» **Exercise**
What is the number of lines holding the word "JSON"? Write that number and nothing else.

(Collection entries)
## START

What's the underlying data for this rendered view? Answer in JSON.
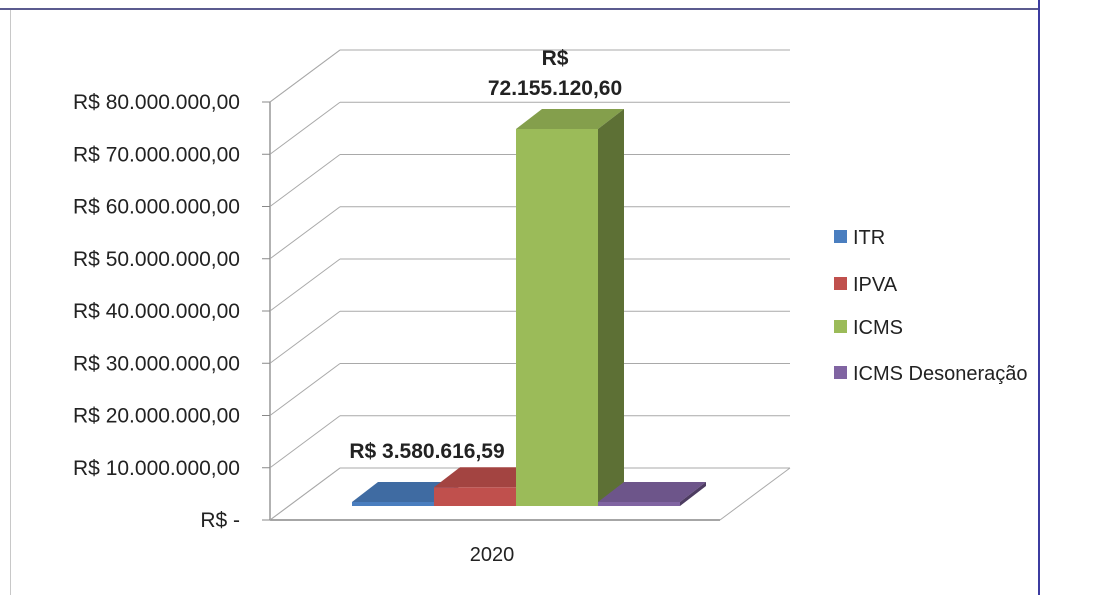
{
  "chart_data": {
    "type": "bar",
    "categories": [
      "2020"
    ],
    "series": [
      {
        "name": "ITR",
        "values": [
          0
        ],
        "color": "#4a7ebf"
      },
      {
        "name": "IPVA",
        "values": [
          3580616.59
        ],
        "color": "#c0504d"
      },
      {
        "name": "ICMS",
        "values": [
          72155120.6
        ],
        "color": "#9bbb59"
      },
      {
        "name": "ICMS Desoneração",
        "values": [
          0
        ],
        "color": "#8064a2"
      }
    ],
    "ylim": [
      0,
      80000000
    ],
    "yticks": [
      {
        "value": 0,
        "label": "R$ -"
      },
      {
        "value": 10000000,
        "label": "R$ 10.000.000,00"
      },
      {
        "value": 20000000,
        "label": "R$ 20.000.000,00"
      },
      {
        "value": 30000000,
        "label": "R$ 30.000.000,00"
      },
      {
        "value": 40000000,
        "label": "R$ 40.000.000,00"
      },
      {
        "value": 50000000,
        "label": "R$ 50.000.000,00"
      },
      {
        "value": 60000000,
        "label": "R$ 60.000.000,00"
      },
      {
        "value": 70000000,
        "label": "R$ 70.000.000,00"
      },
      {
        "value": 80000000,
        "label": "R$ 80.000.000,00"
      }
    ],
    "data_labels": {
      "ipva": "R$ 3.580.616,59",
      "icms_line1": "R$",
      "icms_line2": "72.155.120,60"
    },
    "legend": {
      "position": "right",
      "items": [
        "ITR",
        "IPVA",
        "ICMS",
        "ICMS Desoneração"
      ]
    },
    "grid": true,
    "style": "3d-column",
    "title": "",
    "xlabel": "",
    "ylabel": ""
  }
}
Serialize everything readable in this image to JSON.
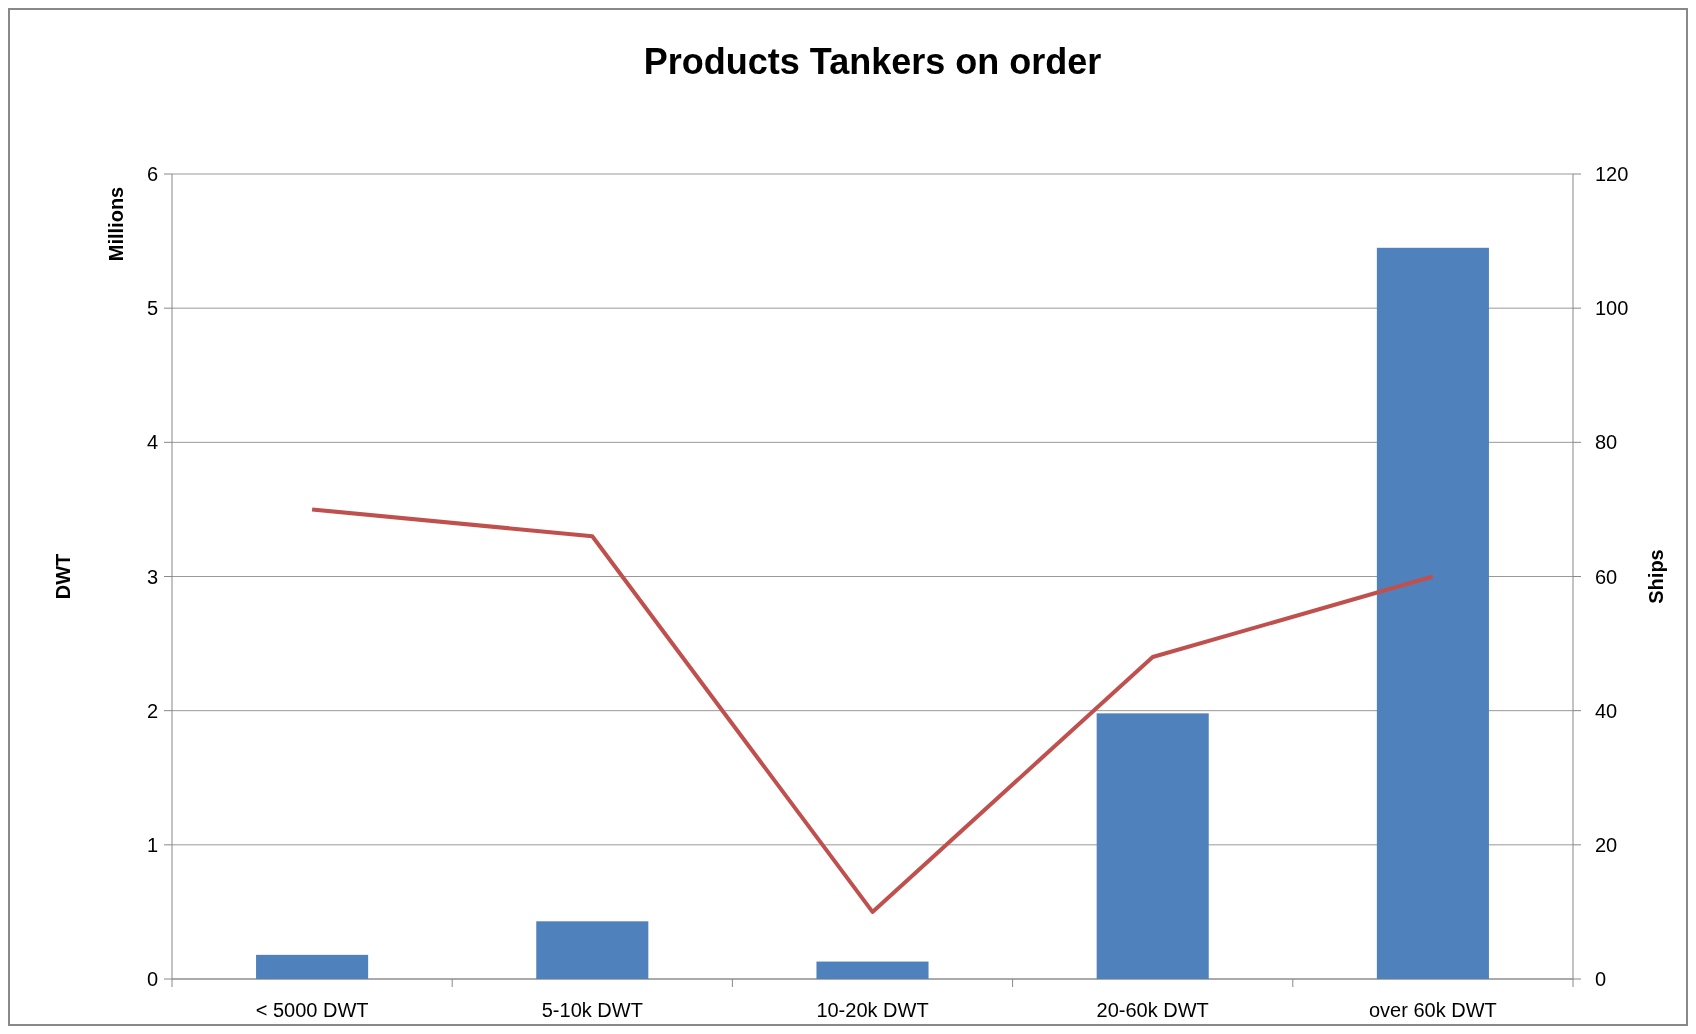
{
  "chart_data": {
    "type": "bar",
    "title": "Products Tankers on order",
    "ylabel": "DWT",
    "y2label": "Ships",
    "annotations": [
      "Millions"
    ],
    "categories": [
      "< 5000 DWT",
      "5-10k DWT",
      "10-20k DWT",
      "20-60k DWT",
      "over 60k DWT"
    ],
    "series": [
      {
        "color": "#4f81bd",
        "values": [
          0.18,
          0.43,
          0.13,
          1.98,
          5.45
        ]
      },
      {
        "type": "line",
        "axis": "y2",
        "color": "#c0504d",
        "values": [
          70,
          66,
          10,
          48,
          60
        ]
      }
    ],
    "ylim": [
      0,
      6
    ],
    "yticks": [
      0,
      1,
      2,
      3,
      4,
      5,
      6
    ],
    "y2lim": [
      0,
      120
    ],
    "y2ticks": [
      0,
      20,
      40,
      60,
      80,
      100,
      120
    ],
    "grid": "y",
    "marker": "none",
    "line_style": "solid"
  }
}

## END

» **Task result**
2